┌──

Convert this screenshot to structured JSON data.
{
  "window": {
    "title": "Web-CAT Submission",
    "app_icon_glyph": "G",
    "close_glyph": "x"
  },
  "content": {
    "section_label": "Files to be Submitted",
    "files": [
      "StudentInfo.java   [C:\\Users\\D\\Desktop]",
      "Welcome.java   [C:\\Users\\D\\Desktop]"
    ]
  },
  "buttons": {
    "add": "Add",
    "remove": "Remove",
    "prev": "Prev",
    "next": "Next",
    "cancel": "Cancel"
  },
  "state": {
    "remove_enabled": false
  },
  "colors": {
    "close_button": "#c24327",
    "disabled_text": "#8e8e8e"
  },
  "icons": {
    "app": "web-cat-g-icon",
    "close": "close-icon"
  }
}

└──

Problem statement — All of the material above needs to be copied exactly.

Expected answer —
Convert this screenshot to structured JSON data.
{
  "window": {
    "title": "Web-CAT Submission",
    "app_icon_glyph": "G",
    "close_glyph": "x"
  },
  "content": {
    "section_label": "Files to be Submitted",
    "files": [
      "StudentInfo.java   [C:\\Users\\D\\Desktop]",
      "Welcome.java   [C:\\Users\\D\\Desktop]"
    ]
  },
  "buttons": {
    "add": "Add",
    "remove": "Remove",
    "prev": "Prev",
    "next": "Next",
    "cancel": "Cancel"
  },
  "state": {
    "remove_enabled": false
  },
  "colors": {
    "close_button": "#c24327",
    "disabled_text": "#8e8e8e"
  },
  "icons": {
    "app": "web-cat-g-icon",
    "close": "close-icon"
  }
}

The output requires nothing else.